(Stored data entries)

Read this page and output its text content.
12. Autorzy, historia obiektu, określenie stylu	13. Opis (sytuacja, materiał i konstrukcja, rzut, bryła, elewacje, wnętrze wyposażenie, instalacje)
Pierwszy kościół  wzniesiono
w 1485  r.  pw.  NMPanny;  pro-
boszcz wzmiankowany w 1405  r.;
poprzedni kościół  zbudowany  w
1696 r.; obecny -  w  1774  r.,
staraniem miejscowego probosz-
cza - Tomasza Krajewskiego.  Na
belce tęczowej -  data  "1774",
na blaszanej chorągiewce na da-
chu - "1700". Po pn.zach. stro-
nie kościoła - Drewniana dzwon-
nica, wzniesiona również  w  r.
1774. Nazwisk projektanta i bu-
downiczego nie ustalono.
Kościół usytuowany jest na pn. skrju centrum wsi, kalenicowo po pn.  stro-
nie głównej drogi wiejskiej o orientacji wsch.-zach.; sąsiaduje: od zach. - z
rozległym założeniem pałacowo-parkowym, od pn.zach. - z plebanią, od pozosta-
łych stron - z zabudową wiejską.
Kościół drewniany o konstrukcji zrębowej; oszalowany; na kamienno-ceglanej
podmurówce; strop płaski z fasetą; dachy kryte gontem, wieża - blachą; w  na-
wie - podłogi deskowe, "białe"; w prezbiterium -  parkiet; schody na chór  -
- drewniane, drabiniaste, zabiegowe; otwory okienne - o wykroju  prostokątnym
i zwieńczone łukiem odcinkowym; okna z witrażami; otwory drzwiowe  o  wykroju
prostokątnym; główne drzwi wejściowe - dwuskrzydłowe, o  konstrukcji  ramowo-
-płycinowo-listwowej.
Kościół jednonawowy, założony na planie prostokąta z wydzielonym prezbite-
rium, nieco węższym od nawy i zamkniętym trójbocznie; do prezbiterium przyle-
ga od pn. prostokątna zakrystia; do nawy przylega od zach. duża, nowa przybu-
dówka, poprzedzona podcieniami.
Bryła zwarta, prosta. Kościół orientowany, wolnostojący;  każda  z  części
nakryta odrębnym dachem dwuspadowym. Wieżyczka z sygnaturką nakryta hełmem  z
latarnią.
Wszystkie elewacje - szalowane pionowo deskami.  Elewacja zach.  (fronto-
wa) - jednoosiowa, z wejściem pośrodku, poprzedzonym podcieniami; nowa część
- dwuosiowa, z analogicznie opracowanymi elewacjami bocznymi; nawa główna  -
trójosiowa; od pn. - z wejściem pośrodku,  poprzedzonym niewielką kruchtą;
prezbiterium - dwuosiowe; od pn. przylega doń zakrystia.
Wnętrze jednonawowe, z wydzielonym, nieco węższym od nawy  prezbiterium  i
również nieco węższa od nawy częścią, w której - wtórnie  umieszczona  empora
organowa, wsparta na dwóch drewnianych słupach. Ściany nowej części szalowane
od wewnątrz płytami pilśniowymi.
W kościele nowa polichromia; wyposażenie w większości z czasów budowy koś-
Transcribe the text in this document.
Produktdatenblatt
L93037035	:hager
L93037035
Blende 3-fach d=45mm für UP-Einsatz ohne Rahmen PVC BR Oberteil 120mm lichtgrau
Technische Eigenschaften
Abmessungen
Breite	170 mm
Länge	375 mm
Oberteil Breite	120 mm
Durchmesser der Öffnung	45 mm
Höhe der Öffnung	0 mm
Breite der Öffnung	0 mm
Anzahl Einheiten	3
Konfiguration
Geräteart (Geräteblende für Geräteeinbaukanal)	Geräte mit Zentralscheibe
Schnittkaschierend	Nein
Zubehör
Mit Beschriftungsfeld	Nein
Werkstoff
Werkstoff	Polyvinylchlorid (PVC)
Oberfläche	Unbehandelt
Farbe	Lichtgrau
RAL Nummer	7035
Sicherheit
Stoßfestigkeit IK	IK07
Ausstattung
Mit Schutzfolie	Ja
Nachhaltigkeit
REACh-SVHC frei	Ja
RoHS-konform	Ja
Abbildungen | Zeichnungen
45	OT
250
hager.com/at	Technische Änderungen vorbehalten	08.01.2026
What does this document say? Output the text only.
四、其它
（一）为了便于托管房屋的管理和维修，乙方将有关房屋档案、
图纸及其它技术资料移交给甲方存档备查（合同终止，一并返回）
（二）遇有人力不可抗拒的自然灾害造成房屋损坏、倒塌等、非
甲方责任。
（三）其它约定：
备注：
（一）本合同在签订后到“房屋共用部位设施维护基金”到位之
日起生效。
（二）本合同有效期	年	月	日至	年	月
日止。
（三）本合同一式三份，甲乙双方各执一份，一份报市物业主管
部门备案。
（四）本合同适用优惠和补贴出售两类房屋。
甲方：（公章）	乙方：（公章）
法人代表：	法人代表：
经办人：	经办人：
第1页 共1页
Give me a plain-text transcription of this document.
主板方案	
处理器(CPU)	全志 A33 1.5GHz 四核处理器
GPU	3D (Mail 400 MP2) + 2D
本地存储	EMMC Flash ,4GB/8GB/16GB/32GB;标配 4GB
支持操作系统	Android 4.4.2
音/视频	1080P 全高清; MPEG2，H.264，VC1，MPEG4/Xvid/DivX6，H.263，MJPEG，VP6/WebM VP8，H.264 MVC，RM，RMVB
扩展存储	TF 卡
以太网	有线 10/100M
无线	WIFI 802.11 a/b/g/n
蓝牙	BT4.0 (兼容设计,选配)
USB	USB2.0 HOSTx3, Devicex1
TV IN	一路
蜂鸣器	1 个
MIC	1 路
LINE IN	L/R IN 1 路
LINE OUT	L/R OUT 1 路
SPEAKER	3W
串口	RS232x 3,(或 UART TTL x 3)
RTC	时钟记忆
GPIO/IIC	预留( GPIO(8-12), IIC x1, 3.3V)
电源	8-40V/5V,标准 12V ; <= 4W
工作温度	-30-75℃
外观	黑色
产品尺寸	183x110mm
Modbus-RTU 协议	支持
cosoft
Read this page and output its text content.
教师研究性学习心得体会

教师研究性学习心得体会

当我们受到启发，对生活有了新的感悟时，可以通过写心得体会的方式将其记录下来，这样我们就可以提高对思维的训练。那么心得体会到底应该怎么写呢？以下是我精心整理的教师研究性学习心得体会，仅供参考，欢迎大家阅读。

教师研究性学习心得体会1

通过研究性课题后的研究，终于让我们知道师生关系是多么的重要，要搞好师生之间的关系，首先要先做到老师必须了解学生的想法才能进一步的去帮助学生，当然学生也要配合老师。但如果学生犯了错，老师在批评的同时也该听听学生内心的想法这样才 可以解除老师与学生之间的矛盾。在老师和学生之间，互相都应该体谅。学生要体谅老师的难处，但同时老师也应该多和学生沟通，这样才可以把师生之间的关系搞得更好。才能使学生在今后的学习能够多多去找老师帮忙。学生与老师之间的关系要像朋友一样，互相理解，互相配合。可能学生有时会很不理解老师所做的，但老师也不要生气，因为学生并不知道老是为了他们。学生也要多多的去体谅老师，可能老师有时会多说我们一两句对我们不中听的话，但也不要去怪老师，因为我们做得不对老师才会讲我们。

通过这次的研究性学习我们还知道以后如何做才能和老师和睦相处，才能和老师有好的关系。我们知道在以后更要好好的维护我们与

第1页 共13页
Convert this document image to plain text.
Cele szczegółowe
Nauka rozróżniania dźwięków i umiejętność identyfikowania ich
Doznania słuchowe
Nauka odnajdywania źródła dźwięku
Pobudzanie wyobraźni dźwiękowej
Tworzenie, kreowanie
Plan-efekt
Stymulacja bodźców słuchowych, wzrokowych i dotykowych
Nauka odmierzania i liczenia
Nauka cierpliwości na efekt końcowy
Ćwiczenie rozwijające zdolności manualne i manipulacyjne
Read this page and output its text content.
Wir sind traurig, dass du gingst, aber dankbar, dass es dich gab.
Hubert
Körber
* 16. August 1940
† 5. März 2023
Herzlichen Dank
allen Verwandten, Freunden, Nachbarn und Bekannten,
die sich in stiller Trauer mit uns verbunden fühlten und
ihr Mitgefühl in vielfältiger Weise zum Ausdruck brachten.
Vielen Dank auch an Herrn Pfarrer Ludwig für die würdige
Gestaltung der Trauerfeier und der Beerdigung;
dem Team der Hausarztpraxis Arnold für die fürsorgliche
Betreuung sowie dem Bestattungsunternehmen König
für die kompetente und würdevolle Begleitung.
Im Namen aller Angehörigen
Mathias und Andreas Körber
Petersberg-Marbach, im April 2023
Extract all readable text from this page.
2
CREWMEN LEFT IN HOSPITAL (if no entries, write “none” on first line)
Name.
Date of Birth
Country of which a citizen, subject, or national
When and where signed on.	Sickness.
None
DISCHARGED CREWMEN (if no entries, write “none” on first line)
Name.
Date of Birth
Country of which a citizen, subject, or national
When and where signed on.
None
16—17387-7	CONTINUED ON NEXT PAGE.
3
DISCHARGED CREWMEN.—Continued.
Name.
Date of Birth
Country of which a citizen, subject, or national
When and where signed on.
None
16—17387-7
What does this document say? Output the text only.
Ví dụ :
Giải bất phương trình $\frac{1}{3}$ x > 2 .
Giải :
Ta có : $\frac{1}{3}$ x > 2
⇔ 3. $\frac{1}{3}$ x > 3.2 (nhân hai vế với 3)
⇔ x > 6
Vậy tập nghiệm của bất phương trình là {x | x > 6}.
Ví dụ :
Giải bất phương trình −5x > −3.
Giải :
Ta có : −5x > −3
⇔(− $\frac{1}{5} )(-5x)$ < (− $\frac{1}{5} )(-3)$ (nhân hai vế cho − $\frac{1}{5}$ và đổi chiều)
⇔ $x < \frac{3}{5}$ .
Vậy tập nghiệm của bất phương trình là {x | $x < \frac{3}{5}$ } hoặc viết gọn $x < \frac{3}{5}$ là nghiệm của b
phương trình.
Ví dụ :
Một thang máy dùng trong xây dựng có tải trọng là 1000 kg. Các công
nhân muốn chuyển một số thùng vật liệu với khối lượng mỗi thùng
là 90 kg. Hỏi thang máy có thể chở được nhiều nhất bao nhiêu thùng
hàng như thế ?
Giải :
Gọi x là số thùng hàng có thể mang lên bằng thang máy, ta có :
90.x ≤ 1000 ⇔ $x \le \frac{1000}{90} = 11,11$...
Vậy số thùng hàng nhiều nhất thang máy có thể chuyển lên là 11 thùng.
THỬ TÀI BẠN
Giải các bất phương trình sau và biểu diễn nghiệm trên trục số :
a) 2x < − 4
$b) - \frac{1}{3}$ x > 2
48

Requirements — Select all lines in the listing above where the word "thang" appears, and show them.

Response to this exercise —
Một thang máy dùng trong xây dựng có tải trọng là 1000 kg. Các công
là 90 kg. Hỏi thang máy có thể chở được nhiều nhất bao nhiêu thùng
Gọi x là số thùng hàng có thể mang lên bằng thang máy, ta có :
Vậy số thùng hàng nhiều nhất thang máy có thể chuyển lên là 11 thùng.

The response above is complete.